RECORDS SHOWN —
>> start

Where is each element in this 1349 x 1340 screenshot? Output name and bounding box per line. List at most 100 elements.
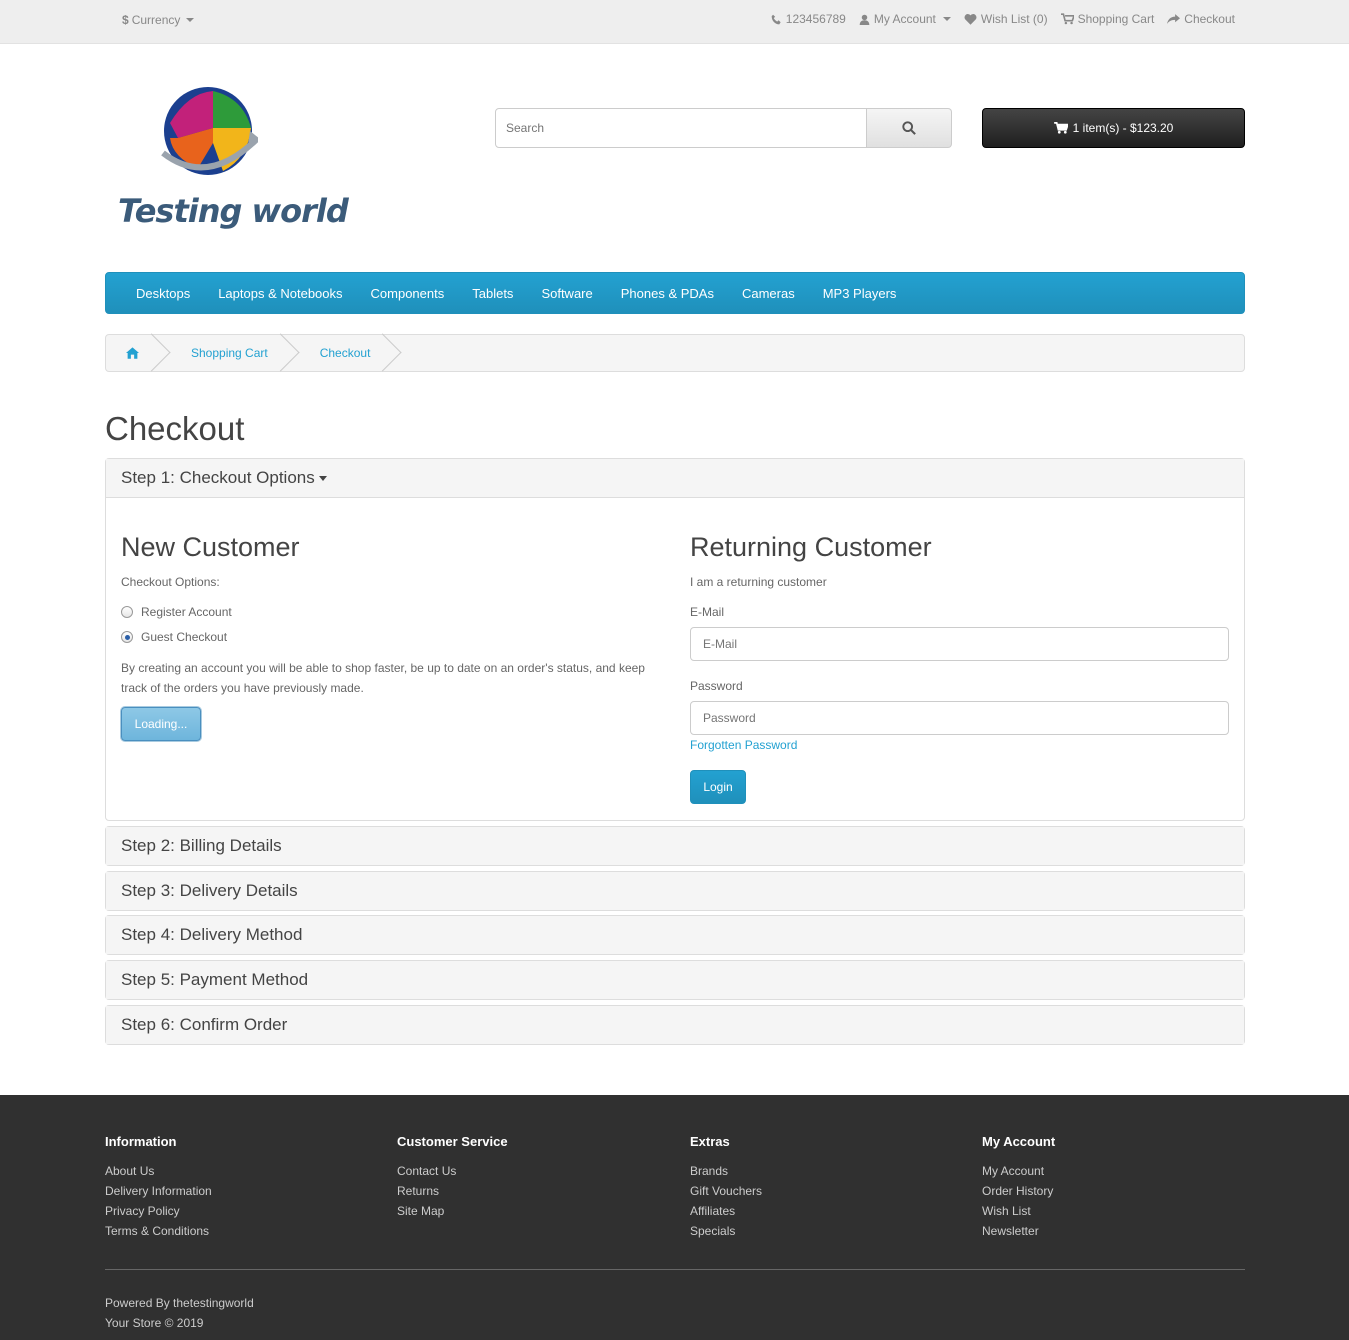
menu-item-tablets[interactable]: Tablets: [458, 286, 527, 301]
email-label: E-Mail: [690, 605, 725, 619]
main-menu: Desktops Laptops & Notebooks Components …: [105, 272, 1245, 314]
chevron-down-icon: [942, 17, 951, 21]
step4-title[interactable]: Step 4: Delivery Method: [106, 916, 1244, 954]
footer-powered: Powered By thetestingworld Your Store © …: [105, 1293, 254, 1333]
logo[interactable]: Testing world: [118, 78, 349, 238]
email-field[interactable]: [690, 627, 1229, 661]
footer-link-privacy-policy[interactable]: Privacy Policy: [105, 1201, 212, 1221]
menu-item-desktops[interactable]: Desktops: [122, 286, 204, 301]
menu-item-components[interactable]: Components: [357, 286, 459, 301]
phone-link[interactable]: 123456789: [771, 12, 846, 26]
dollar-icon: $: [122, 13, 129, 27]
footer-extras: Extras Brands Gift Vouchers Affiliates S…: [690, 1134, 762, 1241]
powered-by-line: Powered By thetestingworld: [105, 1293, 254, 1313]
cart-button[interactable]: 1 item(s) - $123.20: [982, 108, 1245, 148]
breadcrumb: Shopping Cart Checkout: [105, 334, 1245, 372]
checkout-link[interactable]: Checkout: [1167, 12, 1235, 26]
checkout-options-label: Checkout Options:: [121, 575, 220, 589]
search-input[interactable]: [495, 108, 867, 148]
returning-customer-subtext: I am a returning customer: [690, 575, 827, 589]
phone-icon: [771, 14, 781, 24]
footer-link-site-map[interactable]: Site Map: [397, 1201, 508, 1221]
footer-my-account: My Account My Account Order History Wish…: [982, 1134, 1055, 1241]
user-icon: [859, 14, 870, 25]
register-account-option[interactable]: Register Account: [121, 605, 232, 619]
step5-panel[interactable]: Step 5: Payment Method: [105, 960, 1245, 1000]
logo-text: Testing world: [118, 192, 349, 230]
my-account-dropdown[interactable]: My Account: [859, 12, 951, 26]
footer-link-specials[interactable]: Specials: [690, 1221, 762, 1241]
register-account-label: Register Account: [141, 605, 232, 619]
search-bar: [495, 108, 952, 148]
shopping-cart-link[interactable]: Shopping Cart: [1060, 12, 1155, 26]
step3-panel[interactable]: Step 3: Delivery Details: [105, 871, 1245, 911]
my-account-label: My Account: [873, 12, 936, 26]
home-icon: [126, 347, 139, 359]
search-icon: [902, 121, 916, 135]
footer-information: Information About Us Delivery Informatio…: [105, 1134, 212, 1241]
step1-header[interactable]: Step 1: Checkout Options: [106, 459, 1244, 498]
breadcrumb-home[interactable]: [106, 335, 161, 371]
shopping-cart-label: Shopping Cart: [1077, 12, 1155, 26]
forgotten-password-link[interactable]: Forgotten Password: [690, 738, 797, 752]
footer-link-newsletter[interactable]: Newsletter: [982, 1221, 1055, 1241]
cart-summary: 1 item(s) - $123.20: [1072, 121, 1174, 135]
step2-title[interactable]: Step 2: Billing Details: [106, 827, 1244, 865]
footer-link-contact-us[interactable]: Contact Us: [397, 1161, 508, 1181]
powered-by-link[interactable]: thetestingworld: [173, 1296, 254, 1310]
search-button[interactable]: [867, 108, 952, 148]
menu-item-laptops-notebooks[interactable]: Laptops & Notebooks: [204, 286, 356, 301]
step3-title[interactable]: Step 3: Delivery Details: [106, 872, 1244, 910]
top-links: 123456789 My Account Wish List (0) Shopp…: [771, 12, 1235, 26]
menu-item-mp3-players[interactable]: MP3 Players: [809, 286, 911, 301]
footer-link-gift-vouchers[interactable]: Gift Vouchers: [690, 1181, 762, 1201]
account-benefits-text: By creating an account you will be able …: [121, 661, 645, 695]
menu-item-cameras[interactable]: Cameras: [728, 286, 809, 301]
footer-link-terms-conditions[interactable]: Terms & Conditions: [105, 1221, 212, 1241]
currency-dropdown[interactable]: $ Currency: [122, 13, 195, 27]
guest-checkout-option[interactable]: Guest Checkout: [121, 630, 227, 644]
footer-link-returns[interactable]: Returns: [397, 1181, 508, 1201]
footer-link-delivery-information[interactable]: Delivery Information: [105, 1181, 212, 1201]
wish-list-link[interactable]: Wish List (0): [964, 12, 1048, 26]
cart-icon: [1053, 122, 1068, 134]
breadcrumb-checkout[interactable]: Checkout: [290, 335, 393, 371]
footer-link-affiliates[interactable]: Affiliates: [690, 1201, 762, 1221]
footer: Information About Us Delivery Informatio…: [0, 1095, 1349, 1340]
caret-down-icon: [318, 475, 327, 481]
step2-panel[interactable]: Step 2: Billing Details: [105, 826, 1245, 866]
footer-link-wish-list[interactable]: Wish List: [982, 1201, 1055, 1221]
top-bar: $ Currency 123456789 My Account Wish Lis…: [0, 0, 1349, 44]
register-account-radio[interactable]: [121, 606, 133, 618]
header: Testing world 1 item(s) - $123.20: [0, 44, 1349, 272]
step1-panel: Step 1: Checkout Options New Customer Ch…: [105, 458, 1245, 821]
footer-link-about-us[interactable]: About Us: [105, 1161, 212, 1181]
step4-panel[interactable]: Step 4: Delivery Method: [105, 915, 1245, 955]
phone-number: 123456789: [785, 12, 846, 26]
step1-body: New Customer Checkout Options: Register …: [106, 498, 1244, 820]
heart-icon: [964, 14, 977, 25]
breadcrumb-shopping-cart[interactable]: Shopping Cart: [161, 335, 290, 371]
guest-checkout-radio[interactable]: [121, 631, 133, 643]
wish-list-label: Wish List (0): [980, 12, 1048, 26]
footer-information-title: Information: [105, 1134, 177, 1149]
password-field[interactable]: [690, 701, 1229, 735]
step5-title[interactable]: Step 5: Payment Method: [106, 961, 1244, 999]
footer-link-order-history[interactable]: Order History: [982, 1181, 1055, 1201]
step1-title: Step 1: Checkout Options: [121, 468, 315, 487]
step6-panel[interactable]: Step 6: Confirm Order: [105, 1005, 1245, 1045]
returning-customer-heading: Returning Customer: [690, 532, 932, 562]
powered-by-label: Powered By: [105, 1296, 170, 1310]
step6-title[interactable]: Step 6: Confirm Order: [106, 1006, 1244, 1044]
login-button[interactable]: Login: [690, 770, 746, 804]
footer-extras-title: Extras: [690, 1134, 730, 1149]
menu-item-software[interactable]: Software: [527, 286, 606, 301]
share-icon: [1167, 14, 1181, 24]
continue-button[interactable]: Loading...: [121, 707, 201, 741]
footer-link-brands[interactable]: Brands: [690, 1161, 762, 1181]
footer-link-my-account[interactable]: My Account: [982, 1161, 1055, 1181]
copyright: Your Store © 2019: [105, 1316, 204, 1330]
menu-item-phones-pdas[interactable]: Phones & PDAs: [607, 286, 728, 301]
globe-logo-icon: [161, 87, 258, 175]
footer-my-account-title: My Account: [982, 1134, 1056, 1149]
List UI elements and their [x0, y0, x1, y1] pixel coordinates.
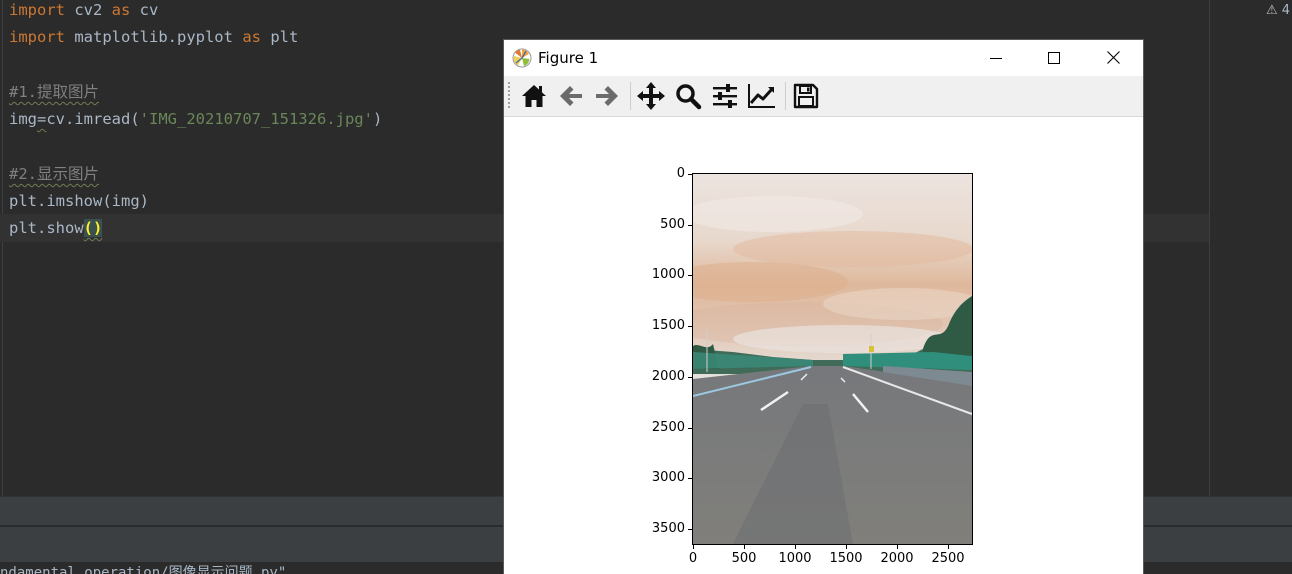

>> end

THE PROBLEM — Print every one of the lines above exactly as they stand, leaving out the pictures.

TASK RESULT —
Where is each element in this 1349 x 1340 screenshot? Output name and bounding box per line. List at most 100 elements.
menu-item-tablets[interactable]: Tablets: [458, 286, 527, 301]
email-label: E-Mail: [690, 605, 725, 619]
main-menu: Desktops Laptops & Notebooks Components …: [105, 272, 1245, 314]
chevron-down-icon: [942, 17, 951, 21]
step4-title[interactable]: Step 4: Delivery Method: [106, 916, 1244, 954]
footer-powered: Powered By thetestingworld Your Store © …: [105, 1293, 254, 1333]
logo[interactable]: Testing world: [118, 78, 349, 238]
email-field[interactable]: [690, 627, 1229, 661]
footer-link-privacy-policy[interactable]: Privacy Policy: [105, 1201, 212, 1221]
menu-item-desktops[interactable]: Desktops: [122, 286, 204, 301]
menu-item-components[interactable]: Components: [357, 286, 459, 301]
phone-link[interactable]: 123456789: [771, 12, 846, 26]
dollar-icon: $: [122, 13, 129, 27]
footer-extras: Extras Brands Gift Vouchers Affiliates S…: [690, 1134, 762, 1241]
powered-by-line: Powered By thetestingworld: [105, 1293, 254, 1313]
cart-button[interactable]: 1 item(s) - $123.20: [982, 108, 1245, 148]
breadcrumb: Shopping Cart Checkout: [105, 334, 1245, 372]
checkout-link[interactable]: Checkout: [1167, 12, 1235, 26]
checkout-options-label: Checkout Options:: [121, 575, 220, 589]
search-input[interactable]: [495, 108, 867, 148]
returning-customer-subtext: I am a returning customer: [690, 575, 827, 589]
phone-icon: [771, 14, 781, 24]
footer-link-site-map[interactable]: Site Map: [397, 1201, 508, 1221]
footer-my-account: My Account My Account Order History Wish…: [982, 1134, 1055, 1241]
user-icon: [859, 14, 870, 25]
register-account-option[interactable]: Register Account: [121, 605, 232, 619]
step5-panel[interactable]: Step 5: Payment Method: [105, 960, 1245, 1000]
logo-text: Testing world: [118, 192, 349, 230]
my-account-dropdown[interactable]: My Account: [859, 12, 951, 26]
footer-link-specials[interactable]: Specials: [690, 1221, 762, 1241]
register-account-label: Register Account: [141, 605, 232, 619]
search-bar: [495, 108, 952, 148]
shopping-cart-link[interactable]: Shopping Cart: [1060, 12, 1155, 26]
step3-panel[interactable]: Step 3: Delivery Details: [105, 871, 1245, 911]
my-account-label: My Account: [873, 12, 936, 26]
home-icon: [126, 347, 139, 359]
search-icon: [902, 121, 916, 135]
footer-information: Information About Us Delivery Informatio…: [105, 1134, 212, 1241]
step1-header[interactable]: Step 1: Checkout Options: [106, 459, 1244, 498]
breadcrumb-home[interactable]: [106, 335, 161, 371]
shopping-cart-label: Shopping Cart: [1077, 12, 1155, 26]
forgotten-password-link[interactable]: Forgotten Password: [690, 738, 797, 752]
footer-link-newsletter[interactable]: Newsletter: [982, 1221, 1055, 1241]
cart-summary: 1 item(s) - $123.20: [1072, 121, 1174, 135]
step2-title[interactable]: Step 2: Billing Details: [106, 827, 1244, 865]
footer-link-contact-us[interactable]: Contact Us: [397, 1161, 508, 1181]
powered-by-link[interactable]: thetestingworld: [173, 1296, 254, 1310]
search-button[interactable]: [867, 108, 952, 148]
menu-item-laptops-notebooks[interactable]: Laptops & Notebooks: [204, 286, 356, 301]
step3-title[interactable]: Step 3: Delivery Details: [106, 872, 1244, 910]
top-links: 123456789 My Account Wish List (0) Shopp…: [771, 12, 1235, 26]
menu-item-mp3-players[interactable]: MP3 Players: [809, 286, 911, 301]
footer-link-gift-vouchers[interactable]: Gift Vouchers: [690, 1181, 762, 1201]
account-benefits-text: By creating an account you will be able …: [121, 661, 645, 695]
menu-item-cameras[interactable]: Cameras: [728, 286, 809, 301]
footer-link-terms-conditions[interactable]: Terms & Conditions: [105, 1221, 212, 1241]
currency-dropdown[interactable]: $ Currency: [122, 13, 195, 27]
guest-checkout-option[interactable]: Guest Checkout: [121, 630, 227, 644]
footer-link-returns[interactable]: Returns: [397, 1181, 508, 1201]
footer-link-delivery-information[interactable]: Delivery Information: [105, 1181, 212, 1201]
wish-list-link[interactable]: Wish List (0): [964, 12, 1048, 26]
cart-icon: [1053, 122, 1068, 134]
breadcrumb-checkout[interactable]: Checkout: [290, 335, 393, 371]
footer-link-affiliates[interactable]: Affiliates: [690, 1201, 762, 1221]
footer: Information About Us Delivery Informatio…: [0, 1095, 1349, 1340]
caret-down-icon: [318, 475, 327, 481]
step2-panel[interactable]: Step 2: Billing Details: [105, 826, 1245, 866]
footer-link-wish-list[interactable]: Wish List: [982, 1201, 1055, 1221]
top-bar: $ Currency 123456789 My Account Wish Lis…: [0, 0, 1349, 44]
register-account-radio[interactable]: [121, 606, 133, 618]
header: Testing world 1 item(s) - $123.20: [0, 44, 1349, 272]
step1-panel: Step 1: Checkout Options New Customer Ch…: [105, 458, 1245, 821]
footer-link-about-us[interactable]: About Us: [105, 1161, 212, 1181]
step4-panel[interactable]: Step 4: Delivery Method: [105, 915, 1245, 955]
phone-number: 123456789: [785, 12, 846, 26]
step1-body: New Customer Checkout Options: Register …: [106, 498, 1244, 820]
heart-icon: [964, 14, 977, 25]
breadcrumb-shopping-cart[interactable]: Shopping Cart: [161, 335, 290, 371]
guest-checkout-radio[interactable]: [121, 631, 133, 643]
wish-list-label: Wish List (0): [980, 12, 1048, 26]
footer-information-title: Information: [105, 1134, 177, 1149]
password-field[interactable]: [690, 701, 1229, 735]
step5-title[interactable]: Step 5: Payment Method: [106, 961, 1244, 999]
footer-link-order-history[interactable]: Order History: [982, 1181, 1055, 1201]
step1-title: Step 1: Checkout Options: [121, 468, 315, 487]
step6-panel[interactable]: Step 6: Confirm Order: [105, 1005, 1245, 1045]
returning-customer-heading: Returning Customer: [690, 532, 932, 562]
powered-by-label: Powered By: [105, 1296, 170, 1310]
step6-title[interactable]: Step 6: Confirm Order: [106, 1006, 1244, 1044]
login-button[interactable]: Login: [690, 770, 746, 804]
footer-extras-title: Extras: [690, 1134, 730, 1149]
menu-item-software[interactable]: Software: [527, 286, 606, 301]
share-icon: [1167, 14, 1181, 24]
continue-button[interactable]: Loading...: [121, 707, 201, 741]
footer-link-brands[interactable]: Brands: [690, 1161, 762, 1181]
footer-link-my-account[interactable]: My Account: [982, 1161, 1055, 1181]
copyright: Your Store © 2019: [105, 1316, 204, 1330]
menu-item-phones-pdas[interactable]: Phones & PDAs: [607, 286, 728, 301]
globe-logo-icon: [161, 87, 258, 175]
footer-my-account-title: My Account: [982, 1134, 1056, 1149]
List UI elements and their [x0, y0, x1, y1] pixel coordinates.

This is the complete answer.